* begin Available records *

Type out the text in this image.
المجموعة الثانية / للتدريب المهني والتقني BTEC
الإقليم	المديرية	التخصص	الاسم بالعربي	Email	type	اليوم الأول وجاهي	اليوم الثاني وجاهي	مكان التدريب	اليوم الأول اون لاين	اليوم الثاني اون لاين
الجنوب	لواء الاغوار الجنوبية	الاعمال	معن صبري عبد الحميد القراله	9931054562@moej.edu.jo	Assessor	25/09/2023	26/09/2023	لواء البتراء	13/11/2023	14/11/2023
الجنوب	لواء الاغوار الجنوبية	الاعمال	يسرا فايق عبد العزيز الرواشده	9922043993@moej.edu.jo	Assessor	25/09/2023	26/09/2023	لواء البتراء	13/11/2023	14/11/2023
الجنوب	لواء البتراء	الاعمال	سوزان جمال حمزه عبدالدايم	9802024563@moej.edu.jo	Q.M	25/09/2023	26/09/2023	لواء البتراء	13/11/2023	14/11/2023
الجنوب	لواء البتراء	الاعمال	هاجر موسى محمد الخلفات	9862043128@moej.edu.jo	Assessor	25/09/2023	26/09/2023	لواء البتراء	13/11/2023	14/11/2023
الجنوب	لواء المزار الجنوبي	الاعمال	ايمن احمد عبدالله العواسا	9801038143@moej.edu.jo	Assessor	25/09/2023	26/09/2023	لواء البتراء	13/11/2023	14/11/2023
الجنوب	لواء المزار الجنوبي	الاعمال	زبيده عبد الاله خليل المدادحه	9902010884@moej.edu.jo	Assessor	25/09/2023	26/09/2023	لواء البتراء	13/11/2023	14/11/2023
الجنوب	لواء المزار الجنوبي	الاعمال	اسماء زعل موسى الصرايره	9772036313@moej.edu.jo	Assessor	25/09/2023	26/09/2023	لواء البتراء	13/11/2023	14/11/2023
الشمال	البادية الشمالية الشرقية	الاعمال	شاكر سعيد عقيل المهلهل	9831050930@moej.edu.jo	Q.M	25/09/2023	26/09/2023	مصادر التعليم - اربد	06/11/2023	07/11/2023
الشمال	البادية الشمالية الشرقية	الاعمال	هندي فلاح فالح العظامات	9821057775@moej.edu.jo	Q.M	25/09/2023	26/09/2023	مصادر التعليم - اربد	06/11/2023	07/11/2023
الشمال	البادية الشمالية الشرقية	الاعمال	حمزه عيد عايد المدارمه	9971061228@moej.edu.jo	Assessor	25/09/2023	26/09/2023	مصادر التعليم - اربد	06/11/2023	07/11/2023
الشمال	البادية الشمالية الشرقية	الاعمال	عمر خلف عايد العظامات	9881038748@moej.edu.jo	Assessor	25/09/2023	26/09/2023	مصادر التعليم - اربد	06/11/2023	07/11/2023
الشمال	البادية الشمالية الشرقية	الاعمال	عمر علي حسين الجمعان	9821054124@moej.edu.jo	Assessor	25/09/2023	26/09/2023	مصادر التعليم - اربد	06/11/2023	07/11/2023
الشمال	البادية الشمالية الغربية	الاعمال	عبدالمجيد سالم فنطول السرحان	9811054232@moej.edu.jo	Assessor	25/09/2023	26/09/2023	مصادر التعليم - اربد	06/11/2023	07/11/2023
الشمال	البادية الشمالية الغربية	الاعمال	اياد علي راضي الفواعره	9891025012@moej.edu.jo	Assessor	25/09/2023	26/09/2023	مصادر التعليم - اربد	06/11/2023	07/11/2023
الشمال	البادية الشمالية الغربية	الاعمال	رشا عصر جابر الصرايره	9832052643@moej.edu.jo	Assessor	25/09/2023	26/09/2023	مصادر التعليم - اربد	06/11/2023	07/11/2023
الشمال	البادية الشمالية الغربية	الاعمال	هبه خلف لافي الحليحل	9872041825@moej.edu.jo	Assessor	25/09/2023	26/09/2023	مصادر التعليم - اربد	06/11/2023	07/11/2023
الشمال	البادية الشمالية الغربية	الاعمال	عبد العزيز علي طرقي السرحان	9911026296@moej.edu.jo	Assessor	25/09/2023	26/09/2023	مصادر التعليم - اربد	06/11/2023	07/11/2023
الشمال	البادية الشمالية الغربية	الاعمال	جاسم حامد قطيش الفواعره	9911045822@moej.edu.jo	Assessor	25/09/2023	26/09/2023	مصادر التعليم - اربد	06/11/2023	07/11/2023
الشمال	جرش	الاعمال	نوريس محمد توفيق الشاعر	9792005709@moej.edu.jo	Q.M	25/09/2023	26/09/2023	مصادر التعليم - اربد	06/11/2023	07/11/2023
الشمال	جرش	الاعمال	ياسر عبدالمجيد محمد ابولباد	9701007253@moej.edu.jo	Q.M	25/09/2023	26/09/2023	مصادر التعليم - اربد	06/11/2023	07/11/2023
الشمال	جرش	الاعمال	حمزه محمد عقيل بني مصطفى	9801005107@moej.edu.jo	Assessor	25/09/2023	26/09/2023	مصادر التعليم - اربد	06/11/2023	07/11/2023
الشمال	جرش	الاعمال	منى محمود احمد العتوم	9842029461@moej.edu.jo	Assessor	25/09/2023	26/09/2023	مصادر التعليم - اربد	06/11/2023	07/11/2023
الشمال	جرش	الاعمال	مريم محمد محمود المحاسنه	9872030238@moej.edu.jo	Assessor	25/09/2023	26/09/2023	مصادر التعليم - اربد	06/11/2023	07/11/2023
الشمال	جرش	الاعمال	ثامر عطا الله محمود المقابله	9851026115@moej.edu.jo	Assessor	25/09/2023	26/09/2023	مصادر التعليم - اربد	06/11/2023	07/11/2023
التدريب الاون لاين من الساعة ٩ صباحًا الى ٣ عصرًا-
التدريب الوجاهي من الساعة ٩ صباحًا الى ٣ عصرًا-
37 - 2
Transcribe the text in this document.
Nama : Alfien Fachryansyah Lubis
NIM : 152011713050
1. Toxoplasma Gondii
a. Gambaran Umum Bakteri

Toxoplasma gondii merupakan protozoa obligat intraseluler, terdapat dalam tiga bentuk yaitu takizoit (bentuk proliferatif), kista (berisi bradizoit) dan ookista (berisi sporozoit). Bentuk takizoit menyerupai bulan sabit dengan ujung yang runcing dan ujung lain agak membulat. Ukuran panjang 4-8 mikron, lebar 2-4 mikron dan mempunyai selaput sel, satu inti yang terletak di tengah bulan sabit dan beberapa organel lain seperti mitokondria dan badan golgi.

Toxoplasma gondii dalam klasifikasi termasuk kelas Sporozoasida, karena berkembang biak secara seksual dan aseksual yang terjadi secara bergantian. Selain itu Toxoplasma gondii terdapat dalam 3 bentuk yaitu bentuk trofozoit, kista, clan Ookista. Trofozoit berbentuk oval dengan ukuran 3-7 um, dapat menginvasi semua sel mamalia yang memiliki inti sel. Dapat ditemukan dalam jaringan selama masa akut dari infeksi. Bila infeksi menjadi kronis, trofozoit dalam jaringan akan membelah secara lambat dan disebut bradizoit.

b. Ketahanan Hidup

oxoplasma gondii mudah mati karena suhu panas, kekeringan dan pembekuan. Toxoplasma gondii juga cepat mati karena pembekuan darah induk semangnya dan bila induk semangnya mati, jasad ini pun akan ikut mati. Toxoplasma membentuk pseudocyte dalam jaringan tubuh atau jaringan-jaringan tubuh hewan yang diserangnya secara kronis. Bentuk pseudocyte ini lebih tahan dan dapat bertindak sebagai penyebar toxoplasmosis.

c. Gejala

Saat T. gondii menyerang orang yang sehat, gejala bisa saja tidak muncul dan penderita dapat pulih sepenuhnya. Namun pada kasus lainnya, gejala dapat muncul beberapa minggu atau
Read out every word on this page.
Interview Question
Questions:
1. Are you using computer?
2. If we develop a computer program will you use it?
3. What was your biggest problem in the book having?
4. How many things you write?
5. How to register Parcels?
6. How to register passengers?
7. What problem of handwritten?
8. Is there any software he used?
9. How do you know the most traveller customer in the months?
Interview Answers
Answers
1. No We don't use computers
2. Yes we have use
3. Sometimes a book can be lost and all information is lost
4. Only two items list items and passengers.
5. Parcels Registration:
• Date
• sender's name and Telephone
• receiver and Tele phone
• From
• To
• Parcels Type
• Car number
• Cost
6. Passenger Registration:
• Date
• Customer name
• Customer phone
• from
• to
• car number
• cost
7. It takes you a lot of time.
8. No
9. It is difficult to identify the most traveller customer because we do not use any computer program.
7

* end Available records *

The problem ::
Extract all lines of the records above that include "محمود".

Expected answer ::
الشمال	جرش	الاعمال	منى محمود احمد العتوم	9842029461@moej.edu.jo	Assessor	25/09/2023	26/09/2023	مصادر التعليم - اربد	06/11/2023	07/11/2023
الشمال	جرش	الاعمال	مريم محمد محمود المحاسنه	9872030238@moej.edu.jo	Assessor	25/09/2023	26/09/2023	مصادر التعليم - اربد	06/11/2023	07/11/2023
الشمال	جرش	الاعمال	ثامر عطا الله محمود المقابله	9851026115@moej.edu.jo	Assessor	25/09/2023	26/09/2023	مصادر التعليم - اربد	06/11/2023	07/11/2023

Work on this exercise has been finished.